## Written problem
From the data that follows, copy every line holding the string "text".

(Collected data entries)
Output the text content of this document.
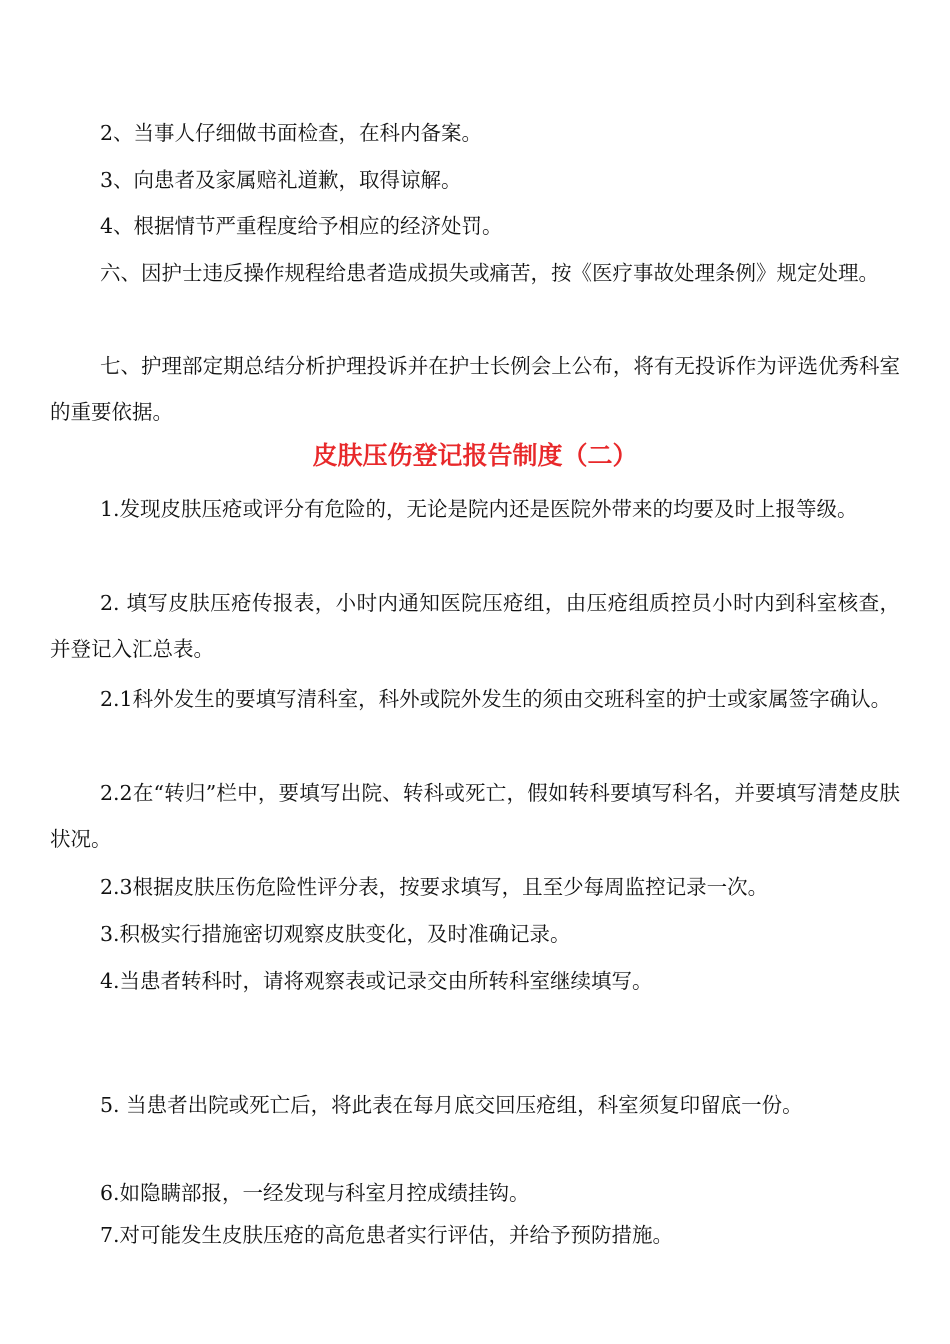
2、当事人仔细做书面检查，在科内备案。

3、向患者及家属赔礼道歉，取得谅解。

4、根据情节严重程度给予相应的经济处罚。

六、因护士违反操作规程给患者造成损失或痛苦，按《医疗事故处理条例》规定处理。

七、护理部定期总结分析护理投诉并在护士长例会上公布，将有无投诉作为评选优秀科室的重要依据。

皮肤压伤登记报告制度（二）

1.发现皮肤压疮或评分有危险的，无论是院内还是医院外带来的均要及时上报等级。

2. 填写皮肤压疮传报表，小时内通知医院压疮组，由压疮组质控员小时内到科室核查，并登记入汇总表。

2.1科外发生的要填写清科室，科外或院外发生的须由交班科室的护士或家属签字确认。

2.2在“转归”栏中，要填写出院、转科或死亡，假如转科要填写科名，并要填写清楚皮肤状况。

2.3根据皮肤压伤危险性评分表，按要求填写，且至少每周监控记录一次。

3.积极实行措施密切观察皮肤变化，及时准确记录。

4.当患者转科时，请将观察表或记录交由所转科室继续填写。

5. 当患者出院或死亡后，将此表在每月底交回压疮组，科室须复印留底一份。

6.如隐瞒部报，一经发现与科室月控成绩挂钩。

7.对可能发生皮肤压疮的高危患者实行评估，并给予预防措施。
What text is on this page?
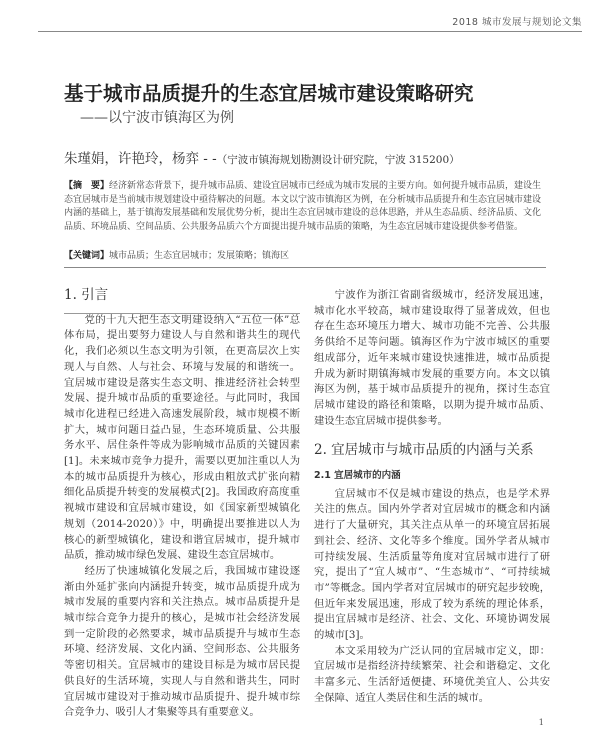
2018 城市发展与规划论文集
基于城市品质提升的生态宜居城市建设策略研究
——以宁波市镇海区为例
朱瑾娟，许艳玲，杨弈 - -（宁波市镇海规划勘测设计研究院，宁波 315200）
【摘　要】经济新常态背景下，提升城市品质、建设宜居城市已经成为城市发展的主要方向。如何提升城市品质，建设生态宜居城市是当前城市规划建设中亟待解决的问题。本文以宁波市镇海区为例，在分析城市品质提升和生态宜居城市建设内涵的基础上，基于镇海发展基础和发展优势分析，提出生态宜居城市建设的总体思路，并从生态品质、经济品质、文化品质、环境品质、空间品质、公共服务品质六个方面提出提升城市品质的策略，为生态宜居城市建设提供参考借鉴。
【关键词】城市品质；生态宜居城市；发展策略；镇海区
1. 引言

党的十九大把生态文明建设纳入“五位一体”总体布局，提出要努力建设人与自然和谐共生的现代化，我们必须以生态文明为引领，在更高层次上实现人与自然、人与社会、环境与发展的和谐统一。宜居城市建设是落实生态文明、推进经济社会转型发展、提升城市品质的重要途径。与此同时，我国城市化进程已经进入高速发展阶段，城市规模不断扩大，城市问题日益凸显，生态环境质量、公共服务水平、居住条件等成为影响城市品质的关键因素[1]。未来城市竞争力提升，需要以更加注重以人为本的城市品质提升为核心，形成由粗放式扩张向精细化品质提升转变的发展模式[2]。我国政府高度重视城市建设和宜居城市建设，如《国家新型城镇化规划（2014-2020）》中，明确提出要推进以人为核心的新型城镇化，建设和谐宜居城市，提升城市品质，推动城市绿色发展、建设生态宜居城市。

经历了快速城镇化发展之后，我国城市建设逐渐由外延扩张向内涵提升转变，城市品质提升成为城市发展的重要内容和关注热点。城市品质提升是城市综合竞争力提升的核心，是城市社会经济发展到一定阶段的必然要求，城市品质提升与城市生态环境、经济发展、文化内涵、空间形态、公共服务等密切相关。宜居城市的建设目标是为城市居民提供良好的生活环境，实现人与自然和谐共生，同时宜居城市建设对于推动城市品质提升、提升城市综合竞争力、吸引人才集聚等具有重要意义。

宁波作为浙江省副省级城市，经济发展迅速，城市化水平较高，城市建设取得了显著成效，但也存在生态环境压力增大、城市功能不完善、公共服务供给不足等问题。镇海区作为宁波市城区的重要组成部分，近年来城市建设快速推进，城市品质提升成为新时期镇海城市发展的重要方向。本文以镇海区为例，基于城市品质提升的视角，探讨生态宜居城市建设的路径和策略，以期为提升城市品质、建设生态宜居城市提供参考。

2. 宜居城市与城市品质的内涵与关系
2.1 宜居城市的内涵

宜居城市不仅是城市建设的热点，也是学术界关注的焦点。国内外学者对宜居城市的概念和内涵进行了大量研究，其关注点从单一的环境宜居拓展到社会、经济、文化等多个维度。国外学者从城市可持续发展、生活质量等角度对宜居城市进行了研究，提出了“宜人城市”、“生态城市”、“可持续城市”等概念。国内学者对宜居城市的研究起步较晚，但近年来发展迅速，形成了较为系统的理论体系，提出宜居城市是经济、社会、文化、环境协调发展的城市[3]。

本文采用较为广泛认同的宜居城市定义，即：宜居城市是指经济持续繁荣、社会和谐稳定、文化丰富多元、生活舒适便捷、环境优美宜人、公共安全保障、适宜人类居住和生活的城市。

1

## Result
Output the text content of this document.
What text is on this page?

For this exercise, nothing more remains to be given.